> _WHAT TO WORK ON_
Revise the rows from the line containing "Extract all elements" through the line containing "Text: O: O (164, 117, 172, 127)", inclusive, so that "positions" becomes "coordinates" and everything else stays unchanged.

> _EXERCISE MATERIAL_
========================

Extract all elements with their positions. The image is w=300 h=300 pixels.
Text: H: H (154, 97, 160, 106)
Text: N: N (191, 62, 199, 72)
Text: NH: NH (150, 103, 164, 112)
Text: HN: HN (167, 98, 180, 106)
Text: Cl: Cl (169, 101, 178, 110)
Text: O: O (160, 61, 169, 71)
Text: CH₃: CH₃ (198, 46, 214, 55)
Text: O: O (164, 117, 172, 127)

========================

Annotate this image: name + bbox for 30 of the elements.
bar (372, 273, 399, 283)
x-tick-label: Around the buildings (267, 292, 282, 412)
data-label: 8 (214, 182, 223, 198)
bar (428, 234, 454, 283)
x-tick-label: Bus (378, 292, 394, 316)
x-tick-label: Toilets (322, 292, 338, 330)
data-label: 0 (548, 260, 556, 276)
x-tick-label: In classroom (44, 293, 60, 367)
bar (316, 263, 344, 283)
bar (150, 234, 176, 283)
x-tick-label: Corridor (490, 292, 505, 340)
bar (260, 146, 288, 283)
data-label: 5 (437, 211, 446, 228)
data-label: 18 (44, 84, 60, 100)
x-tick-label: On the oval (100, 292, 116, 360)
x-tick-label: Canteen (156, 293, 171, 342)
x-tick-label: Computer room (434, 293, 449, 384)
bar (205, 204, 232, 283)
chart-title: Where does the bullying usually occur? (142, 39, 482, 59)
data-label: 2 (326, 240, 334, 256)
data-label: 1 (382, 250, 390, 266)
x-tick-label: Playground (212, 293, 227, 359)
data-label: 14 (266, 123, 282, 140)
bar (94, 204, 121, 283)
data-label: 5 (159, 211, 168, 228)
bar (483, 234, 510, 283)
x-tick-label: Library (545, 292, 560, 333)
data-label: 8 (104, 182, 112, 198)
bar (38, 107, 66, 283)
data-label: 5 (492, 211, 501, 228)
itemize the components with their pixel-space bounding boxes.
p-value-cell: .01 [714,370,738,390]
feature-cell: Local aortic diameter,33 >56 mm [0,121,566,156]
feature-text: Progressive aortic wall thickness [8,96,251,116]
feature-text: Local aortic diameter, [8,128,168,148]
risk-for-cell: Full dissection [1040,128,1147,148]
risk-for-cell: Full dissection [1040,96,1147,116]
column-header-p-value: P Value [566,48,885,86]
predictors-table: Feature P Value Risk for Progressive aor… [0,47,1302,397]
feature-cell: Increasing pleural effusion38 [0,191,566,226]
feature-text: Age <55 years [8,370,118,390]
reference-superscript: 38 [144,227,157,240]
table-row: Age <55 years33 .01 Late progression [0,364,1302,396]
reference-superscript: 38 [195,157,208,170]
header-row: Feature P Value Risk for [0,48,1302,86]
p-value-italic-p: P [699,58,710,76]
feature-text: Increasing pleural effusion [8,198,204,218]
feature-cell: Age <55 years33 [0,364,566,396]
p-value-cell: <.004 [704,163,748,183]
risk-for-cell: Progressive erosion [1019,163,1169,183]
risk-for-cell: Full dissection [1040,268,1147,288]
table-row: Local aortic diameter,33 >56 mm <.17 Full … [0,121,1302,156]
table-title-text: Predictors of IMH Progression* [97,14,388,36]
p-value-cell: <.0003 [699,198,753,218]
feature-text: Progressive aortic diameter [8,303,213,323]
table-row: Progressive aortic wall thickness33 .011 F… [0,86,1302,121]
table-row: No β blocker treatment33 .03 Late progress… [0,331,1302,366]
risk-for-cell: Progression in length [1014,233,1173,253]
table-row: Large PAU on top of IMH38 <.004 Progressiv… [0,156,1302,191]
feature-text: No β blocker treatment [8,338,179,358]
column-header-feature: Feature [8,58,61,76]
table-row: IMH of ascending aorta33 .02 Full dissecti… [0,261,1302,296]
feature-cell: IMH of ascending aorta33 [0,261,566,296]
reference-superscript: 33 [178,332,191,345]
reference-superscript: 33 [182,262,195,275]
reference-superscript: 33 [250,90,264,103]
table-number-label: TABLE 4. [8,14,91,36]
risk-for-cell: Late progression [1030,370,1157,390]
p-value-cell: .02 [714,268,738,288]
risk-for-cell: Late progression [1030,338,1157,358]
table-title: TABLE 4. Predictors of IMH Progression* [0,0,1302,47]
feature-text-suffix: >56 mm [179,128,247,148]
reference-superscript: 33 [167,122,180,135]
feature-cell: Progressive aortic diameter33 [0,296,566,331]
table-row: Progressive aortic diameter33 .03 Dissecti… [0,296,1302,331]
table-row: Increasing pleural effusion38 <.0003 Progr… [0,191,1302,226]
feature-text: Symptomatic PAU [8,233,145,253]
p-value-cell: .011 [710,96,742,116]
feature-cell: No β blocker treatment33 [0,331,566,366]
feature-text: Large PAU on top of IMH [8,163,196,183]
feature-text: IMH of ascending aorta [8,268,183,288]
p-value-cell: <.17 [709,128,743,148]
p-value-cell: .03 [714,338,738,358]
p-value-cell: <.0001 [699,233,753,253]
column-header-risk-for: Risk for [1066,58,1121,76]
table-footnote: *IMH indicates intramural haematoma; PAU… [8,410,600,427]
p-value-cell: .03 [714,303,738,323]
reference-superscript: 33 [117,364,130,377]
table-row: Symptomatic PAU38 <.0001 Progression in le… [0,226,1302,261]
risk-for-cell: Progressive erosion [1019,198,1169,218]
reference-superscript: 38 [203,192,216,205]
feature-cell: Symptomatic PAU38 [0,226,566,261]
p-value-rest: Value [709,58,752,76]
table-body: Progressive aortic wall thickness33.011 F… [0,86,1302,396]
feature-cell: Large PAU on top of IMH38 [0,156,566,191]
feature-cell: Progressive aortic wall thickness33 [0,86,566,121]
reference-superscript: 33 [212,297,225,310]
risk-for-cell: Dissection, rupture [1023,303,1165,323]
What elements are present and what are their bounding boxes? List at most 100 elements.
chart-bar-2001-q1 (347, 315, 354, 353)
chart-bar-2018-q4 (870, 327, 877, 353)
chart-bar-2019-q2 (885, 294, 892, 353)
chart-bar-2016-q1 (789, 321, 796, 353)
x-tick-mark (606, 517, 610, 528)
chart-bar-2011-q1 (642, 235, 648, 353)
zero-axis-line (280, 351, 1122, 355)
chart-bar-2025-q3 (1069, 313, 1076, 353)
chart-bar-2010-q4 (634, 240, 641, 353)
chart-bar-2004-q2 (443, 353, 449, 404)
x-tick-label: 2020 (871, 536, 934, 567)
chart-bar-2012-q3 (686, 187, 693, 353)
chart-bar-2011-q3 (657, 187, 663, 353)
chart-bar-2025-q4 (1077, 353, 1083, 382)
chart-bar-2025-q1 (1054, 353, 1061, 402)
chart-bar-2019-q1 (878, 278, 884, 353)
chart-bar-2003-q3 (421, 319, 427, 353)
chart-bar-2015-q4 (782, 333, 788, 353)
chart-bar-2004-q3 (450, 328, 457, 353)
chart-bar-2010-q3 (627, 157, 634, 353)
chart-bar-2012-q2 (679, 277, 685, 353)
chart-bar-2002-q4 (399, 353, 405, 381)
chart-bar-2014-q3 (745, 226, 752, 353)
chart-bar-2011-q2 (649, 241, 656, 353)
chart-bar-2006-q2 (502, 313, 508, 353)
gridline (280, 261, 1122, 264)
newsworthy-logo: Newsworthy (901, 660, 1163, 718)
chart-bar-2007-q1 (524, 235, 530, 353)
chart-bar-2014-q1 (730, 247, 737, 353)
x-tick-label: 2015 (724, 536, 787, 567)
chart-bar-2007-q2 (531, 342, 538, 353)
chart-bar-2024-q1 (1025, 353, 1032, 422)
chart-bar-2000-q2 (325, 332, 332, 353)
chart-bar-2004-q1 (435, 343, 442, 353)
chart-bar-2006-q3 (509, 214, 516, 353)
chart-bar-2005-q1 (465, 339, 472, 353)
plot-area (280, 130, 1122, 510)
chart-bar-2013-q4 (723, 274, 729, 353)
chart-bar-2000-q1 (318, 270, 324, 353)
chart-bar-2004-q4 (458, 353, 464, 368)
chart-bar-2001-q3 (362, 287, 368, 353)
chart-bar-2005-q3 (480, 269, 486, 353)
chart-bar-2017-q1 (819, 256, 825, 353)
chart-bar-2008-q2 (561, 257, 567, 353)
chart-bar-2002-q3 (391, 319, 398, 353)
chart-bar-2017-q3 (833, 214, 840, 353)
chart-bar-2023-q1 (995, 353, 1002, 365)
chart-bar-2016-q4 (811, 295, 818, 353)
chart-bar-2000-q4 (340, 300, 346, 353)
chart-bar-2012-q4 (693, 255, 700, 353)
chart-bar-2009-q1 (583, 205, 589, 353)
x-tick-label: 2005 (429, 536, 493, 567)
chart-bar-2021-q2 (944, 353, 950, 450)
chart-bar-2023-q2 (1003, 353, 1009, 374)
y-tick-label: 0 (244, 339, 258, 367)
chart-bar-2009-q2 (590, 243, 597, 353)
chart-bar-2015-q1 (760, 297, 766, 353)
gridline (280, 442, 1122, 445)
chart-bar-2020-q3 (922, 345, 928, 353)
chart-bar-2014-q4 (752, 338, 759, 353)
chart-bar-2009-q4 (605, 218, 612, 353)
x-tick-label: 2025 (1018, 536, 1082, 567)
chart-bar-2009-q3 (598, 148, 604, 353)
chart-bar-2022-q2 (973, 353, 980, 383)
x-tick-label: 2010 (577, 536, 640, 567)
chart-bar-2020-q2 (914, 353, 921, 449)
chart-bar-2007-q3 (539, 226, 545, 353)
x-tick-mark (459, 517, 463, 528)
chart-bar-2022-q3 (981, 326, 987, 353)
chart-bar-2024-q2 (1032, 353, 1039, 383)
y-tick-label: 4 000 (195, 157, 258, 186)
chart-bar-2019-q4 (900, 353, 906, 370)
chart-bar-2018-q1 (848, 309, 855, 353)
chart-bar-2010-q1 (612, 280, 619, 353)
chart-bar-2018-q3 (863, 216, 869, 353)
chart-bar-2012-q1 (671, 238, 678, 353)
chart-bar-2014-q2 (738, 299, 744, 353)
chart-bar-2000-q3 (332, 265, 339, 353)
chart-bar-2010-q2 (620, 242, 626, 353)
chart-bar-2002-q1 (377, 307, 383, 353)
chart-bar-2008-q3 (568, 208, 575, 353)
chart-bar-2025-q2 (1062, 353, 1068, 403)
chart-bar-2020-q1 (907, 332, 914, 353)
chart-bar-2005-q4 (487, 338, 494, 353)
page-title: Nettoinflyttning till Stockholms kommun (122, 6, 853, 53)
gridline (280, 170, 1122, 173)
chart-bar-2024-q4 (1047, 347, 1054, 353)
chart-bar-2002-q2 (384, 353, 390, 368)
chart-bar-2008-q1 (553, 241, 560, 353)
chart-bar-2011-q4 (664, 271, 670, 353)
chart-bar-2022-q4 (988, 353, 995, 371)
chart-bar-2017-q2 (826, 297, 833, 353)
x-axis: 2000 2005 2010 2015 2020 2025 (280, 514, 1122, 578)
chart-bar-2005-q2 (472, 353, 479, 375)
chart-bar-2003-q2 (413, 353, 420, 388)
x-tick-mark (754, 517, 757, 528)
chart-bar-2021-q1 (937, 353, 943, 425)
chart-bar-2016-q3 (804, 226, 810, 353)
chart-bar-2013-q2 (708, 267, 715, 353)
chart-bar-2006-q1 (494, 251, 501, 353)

========================

> _EXPECTED OUTPUT_
Extract all elements with their coordinates. The image is w=300 h=300 pixels.
Text: H: H (154, 97, 160, 106)
Text: N: N (191, 62, 199, 72)
Text: NH: NH (150, 103, 164, 112)
Text: HN: HN (167, 98, 180, 106)
Text: Cl: Cl (169, 101, 178, 110)
Text: O: O (160, 61, 169, 71)
Text: CH₃: CH₃ (198, 46, 214, 55)
Text: O: O (164, 117, 172, 127)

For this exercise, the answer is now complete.